== Material shown ==
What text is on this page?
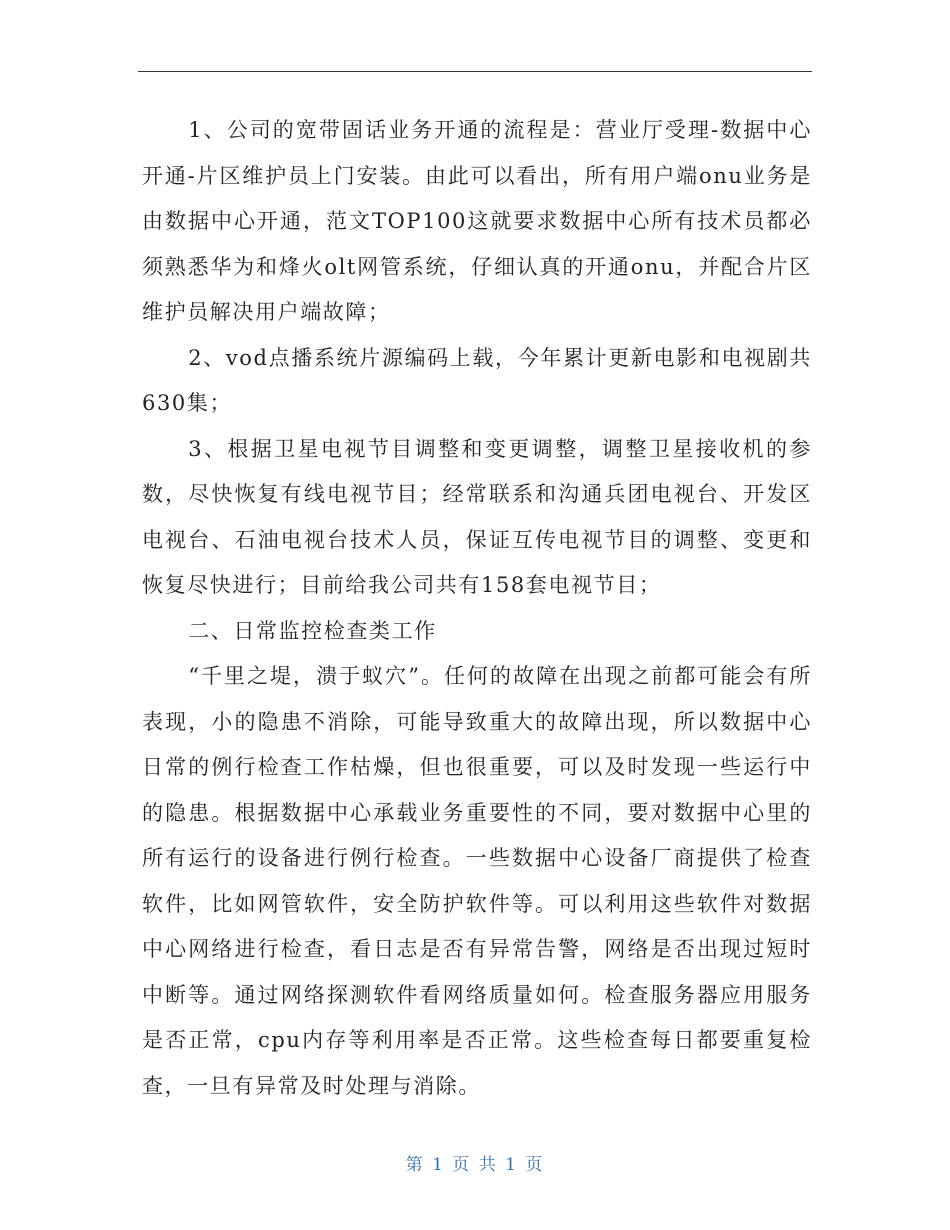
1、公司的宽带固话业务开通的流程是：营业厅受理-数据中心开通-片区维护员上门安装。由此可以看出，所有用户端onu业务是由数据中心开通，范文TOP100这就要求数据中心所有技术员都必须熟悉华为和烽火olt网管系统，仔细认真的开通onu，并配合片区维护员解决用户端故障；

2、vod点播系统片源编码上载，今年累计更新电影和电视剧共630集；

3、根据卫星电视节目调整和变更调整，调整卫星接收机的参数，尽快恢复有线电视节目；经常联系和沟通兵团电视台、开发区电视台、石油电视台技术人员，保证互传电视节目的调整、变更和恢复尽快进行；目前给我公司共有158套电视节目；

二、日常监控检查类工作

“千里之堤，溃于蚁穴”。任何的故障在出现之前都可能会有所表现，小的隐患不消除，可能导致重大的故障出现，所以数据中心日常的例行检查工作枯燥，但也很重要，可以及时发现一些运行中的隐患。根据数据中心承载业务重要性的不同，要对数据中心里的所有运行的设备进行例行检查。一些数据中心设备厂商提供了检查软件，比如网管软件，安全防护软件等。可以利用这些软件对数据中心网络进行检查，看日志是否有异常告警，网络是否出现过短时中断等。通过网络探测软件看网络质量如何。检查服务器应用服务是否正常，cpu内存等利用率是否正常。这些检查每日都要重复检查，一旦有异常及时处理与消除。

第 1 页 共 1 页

== Required work ==
Omit the pictures, then output the rest of the listing exactly.

== Solution to this problem ==
What text is on this page?
1、公司的宽带固话业务开通的流程是：营业厅受理-数据中心开通-片区维护员上门安装。由此可以看出，所有用户端onu业务是由数据中心开通，范文TOP100这就要求数据中心所有技术员都必须熟悉华为和烽火olt网管系统，仔细认真的开通onu，并配合片区维护员解决用户端故障；

2、vod点播系统片源编码上载，今年累计更新电影和电视剧共630集；

3、根据卫星电视节目调整和变更调整，调整卫星接收机的参数，尽快恢复有线电视节目；经常联系和沟通兵团电视台、开发区电视台、石油电视台技术人员，保证互传电视节目的调整、变更和恢复尽快进行；目前给我公司共有158套电视节目；

二、日常监控检查类工作

“千里之堤，溃于蚁穴”。任何的故障在出现之前都可能会有所表现，小的隐患不消除，可能导致重大的故障出现，所以数据中心日常的例行检查工作枯燥，但也很重要，可以及时发现一些运行中的隐患。根据数据中心承载业务重要性的不同，要对数据中心里的所有运行的设备进行例行检查。一些数据中心设备厂商提供了检查软件，比如网管软件，安全防护软件等。可以利用这些软件对数据中心网络进行检查，看日志是否有异常告警，网络是否出现过短时中断等。通过网络探测软件看网络质量如何。检查服务器应用服务是否正常，cpu内存等利用率是否正常。这些检查每日都要重复检查，一旦有异常及时处理与消除。

第 1 页 共 1 页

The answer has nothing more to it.